== Instruction ==
The data below should be restated word for word, with every picture omitted.

== Task input ==
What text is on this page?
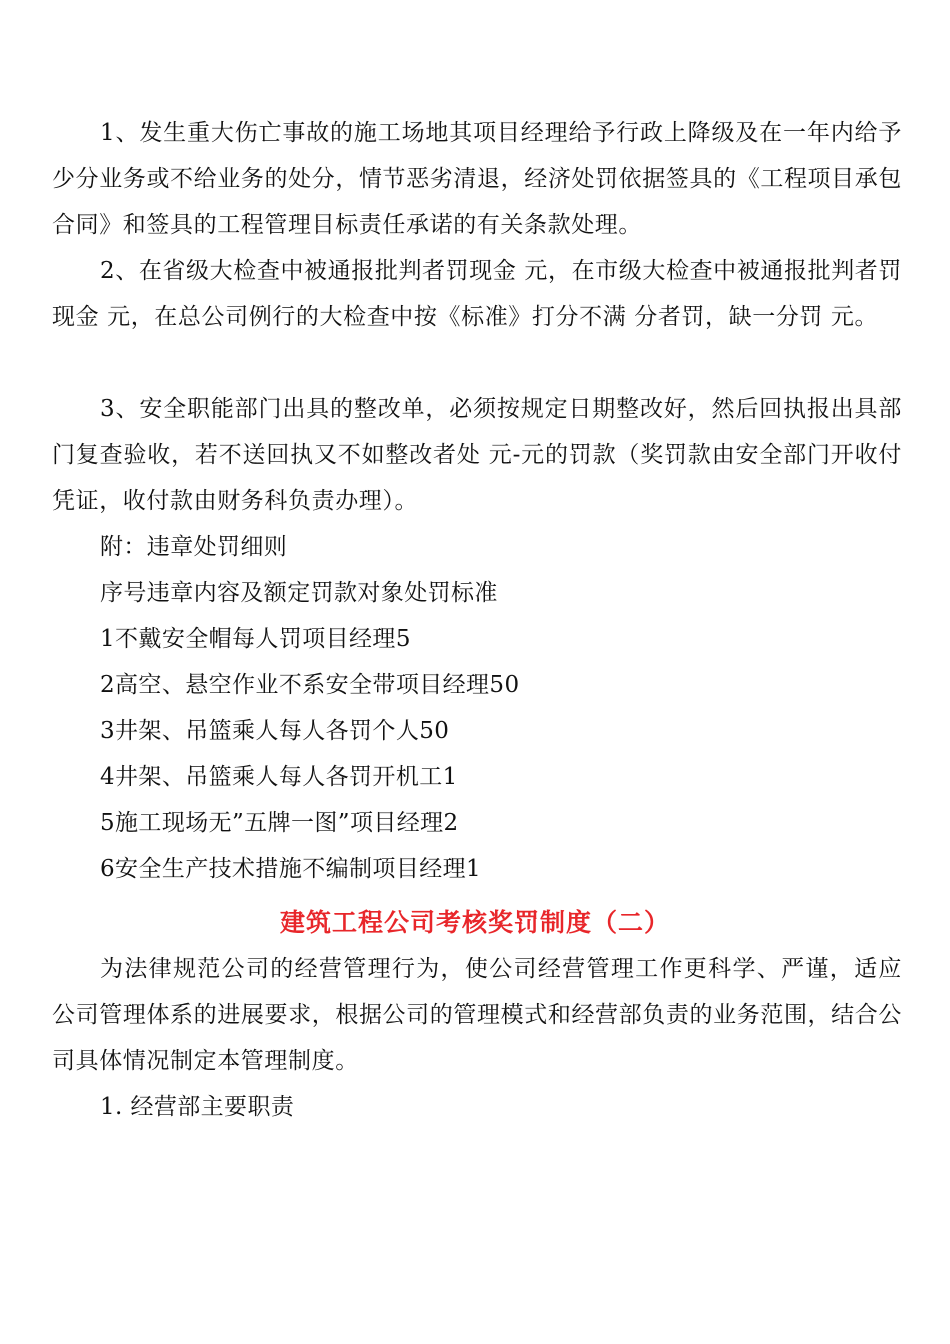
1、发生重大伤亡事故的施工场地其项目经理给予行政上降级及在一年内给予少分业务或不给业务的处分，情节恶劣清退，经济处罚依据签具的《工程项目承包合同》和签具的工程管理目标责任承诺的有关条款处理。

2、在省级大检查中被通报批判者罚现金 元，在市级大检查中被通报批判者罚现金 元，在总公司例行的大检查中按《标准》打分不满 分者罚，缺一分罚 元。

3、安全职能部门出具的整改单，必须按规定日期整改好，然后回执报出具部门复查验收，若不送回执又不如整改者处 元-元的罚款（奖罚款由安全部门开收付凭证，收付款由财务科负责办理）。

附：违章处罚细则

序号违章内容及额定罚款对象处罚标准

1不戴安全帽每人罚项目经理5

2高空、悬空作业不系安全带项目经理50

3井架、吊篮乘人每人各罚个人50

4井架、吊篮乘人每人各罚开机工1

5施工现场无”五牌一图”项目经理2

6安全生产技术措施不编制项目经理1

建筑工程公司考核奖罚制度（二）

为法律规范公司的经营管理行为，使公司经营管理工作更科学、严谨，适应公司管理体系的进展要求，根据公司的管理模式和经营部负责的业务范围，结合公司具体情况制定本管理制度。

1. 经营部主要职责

== Answer in full ==
What text is on this page?
1、发生重大伤亡事故的施工场地其项目经理给予行政上降级及在一年内给予少分业务或不给业务的处分，情节恶劣清退，经济处罚依据签具的《工程项目承包合同》和签具的工程管理目标责任承诺的有关条款处理。

2、在省级大检查中被通报批判者罚现金 元，在市级大检查中被通报批判者罚现金 元，在总公司例行的大检查中按《标准》打分不满 分者罚，缺一分罚 元。

3、安全职能部门出具的整改单，必须按规定日期整改好，然后回执报出具部门复查验收，若不送回执又不如整改者处 元-元的罚款（奖罚款由安全部门开收付凭证，收付款由财务科负责办理）。

附：违章处罚细则

序号违章内容及额定罚款对象处罚标准

1不戴安全帽每人罚项目经理5

2高空、悬空作业不系安全带项目经理50

3井架、吊篮乘人每人各罚个人50

4井架、吊篮乘人每人各罚开机工1

5施工现场无”五牌一图”项目经理2

6安全生产技术措施不编制项目经理1

建筑工程公司考核奖罚制度（二）

为法律规范公司的经营管理行为，使公司经营管理工作更科学、严谨，适应公司管理体系的进展要求，根据公司的管理模式和经营部负责的业务范围，结合公司具体情况制定本管理制度。

1. 经营部主要职责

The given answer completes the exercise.